#### Record list

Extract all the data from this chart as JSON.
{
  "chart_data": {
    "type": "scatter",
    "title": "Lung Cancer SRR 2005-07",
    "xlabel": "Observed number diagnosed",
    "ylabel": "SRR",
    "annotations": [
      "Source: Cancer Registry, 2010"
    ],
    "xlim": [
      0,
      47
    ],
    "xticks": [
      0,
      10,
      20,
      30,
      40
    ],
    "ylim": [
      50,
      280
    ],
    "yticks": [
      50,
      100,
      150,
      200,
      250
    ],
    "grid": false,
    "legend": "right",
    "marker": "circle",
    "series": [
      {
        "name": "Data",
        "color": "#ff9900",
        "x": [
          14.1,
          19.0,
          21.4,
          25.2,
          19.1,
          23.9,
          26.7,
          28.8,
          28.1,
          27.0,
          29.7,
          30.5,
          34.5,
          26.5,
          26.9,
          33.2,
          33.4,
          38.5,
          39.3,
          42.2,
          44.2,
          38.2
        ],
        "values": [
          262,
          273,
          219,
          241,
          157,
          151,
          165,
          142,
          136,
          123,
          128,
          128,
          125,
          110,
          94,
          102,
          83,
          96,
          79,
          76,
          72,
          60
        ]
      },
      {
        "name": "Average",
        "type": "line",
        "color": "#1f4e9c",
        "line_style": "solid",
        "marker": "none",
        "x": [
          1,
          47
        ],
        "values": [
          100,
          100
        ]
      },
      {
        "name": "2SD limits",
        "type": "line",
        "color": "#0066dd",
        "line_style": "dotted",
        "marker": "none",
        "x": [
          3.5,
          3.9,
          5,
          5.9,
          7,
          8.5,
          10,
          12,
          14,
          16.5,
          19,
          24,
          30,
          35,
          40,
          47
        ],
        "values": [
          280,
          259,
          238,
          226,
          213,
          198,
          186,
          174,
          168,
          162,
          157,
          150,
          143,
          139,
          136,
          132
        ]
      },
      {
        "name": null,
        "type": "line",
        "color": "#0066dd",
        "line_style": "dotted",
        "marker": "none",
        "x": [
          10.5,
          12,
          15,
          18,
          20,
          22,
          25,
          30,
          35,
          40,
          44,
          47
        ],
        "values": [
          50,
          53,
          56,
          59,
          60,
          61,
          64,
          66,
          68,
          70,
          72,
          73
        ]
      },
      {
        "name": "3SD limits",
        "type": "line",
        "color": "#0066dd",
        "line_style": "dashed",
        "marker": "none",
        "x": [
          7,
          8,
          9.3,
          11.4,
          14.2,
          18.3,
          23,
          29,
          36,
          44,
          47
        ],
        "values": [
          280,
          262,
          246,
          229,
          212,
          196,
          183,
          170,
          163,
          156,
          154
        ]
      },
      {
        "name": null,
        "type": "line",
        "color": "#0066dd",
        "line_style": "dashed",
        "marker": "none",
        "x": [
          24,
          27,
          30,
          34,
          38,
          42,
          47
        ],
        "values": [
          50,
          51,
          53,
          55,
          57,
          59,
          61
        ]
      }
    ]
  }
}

########

What is being asked:
Write an exact transcription of every entry above.

Answer to this exercise:
Extract all the data from this chart as JSON.
{
  "chart_data": {
    "type": "scatter",
    "title": "Lung Cancer SRR 2005-07",
    "xlabel": "Observed number diagnosed",
    "ylabel": "SRR",
    "annotations": [
      "Source: Cancer Registry, 2010"
    ],
    "xlim": [
      0,
      47
    ],
    "xticks": [
      0,
      10,
      20,
      30,
      40
    ],
    "ylim": [
      50,
      280
    ],
    "yticks": [
      50,
      100,
      150,
      200,
      250
    ],
    "grid": false,
    "legend": "right",
    "marker": "circle",
    "series": [
      {
        "name": "Data",
        "color": "#ff9900",
        "x": [
          14.1,
          19.0,
          21.4,
          25.2,
          19.1,
          23.9,
          26.7,
          28.8,
          28.1,
          27.0,
          29.7,
          30.5,
          34.5,
          26.5,
          26.9,
          33.2,
          33.4,
          38.5,
          39.3,
          42.2,
          44.2,
          38.2
        ],
        "values": [
          262,
          273,
          219,
          241,
          157,
          151,
          165,
          142,
          136,
          123,
          128,
          128,
          125,
          110,
          94,
          102,
          83,
          96,
          79,
          76,
          72,
          60
        ]
      },
      {
        "name": "Average",
        "type": "line",
        "color": "#1f4e9c",
        "line_style": "solid",
        "marker": "none",
        "x": [
          1,
          47
        ],
        "values": [
          100,
          100
        ]
      },
      {
        "name": "2SD limits",
        "type": "line",
        "color": "#0066dd",
        "line_style": "dotted",
        "marker": "none",
        "x": [
          3.5,
          3.9,
          5,
          5.9,
          7,
          8.5,
          10,
          12,
          14,
          16.5,
          19,
          24,
          30,
          35,
          40,
          47
        ],
        "values": [
          280,
          259,
          238,
          226,
          213,
          198,
          186,
          174,
          168,
          162,
          157,
          150,
          143,
          139,
          136,
          132
        ]
      },
      {
        "name": null,
        "type": "line",
        "color": "#0066dd",
        "line_style": "dotted",
        "marker": "none",
        "x": [
          10.5,
          12,
          15,
          18,
          20,
          22,
          25,
          30,
          35,
          40,
          44,
          47
        ],
        "values": [
          50,
          53,
          56,
          59,
          60,
          61,
          64,
          66,
          68,
          70,
          72,
          73
        ]
      },
      {
        "name": "3SD limits",
        "type": "line",
        "color": "#0066dd",
        "line_style": "dashed",
        "marker": "none",
        "x": [
          7,
          8,
          9.3,
          11.4,
          14.2,
          18.3,
          23,
          29,
          36,
          44,
          47
        ],
        "values": [
          280,
          262,
          246,
          229,
          212,
          196,
          183,
          170,
          163,
          156,
          154
        ]
      },
      {
        "name": null,
        "type": "line",
        "color": "#0066dd",
        "line_style": "dashed",
        "marker": "none",
        "x": [
          24,
          27,
          30,
          34,
          38,
          42,
          47
        ],
        "values": [
          50,
          51,
          53,
          55,
          57,
          59,
          61
        ]
      }
    ]
  }
}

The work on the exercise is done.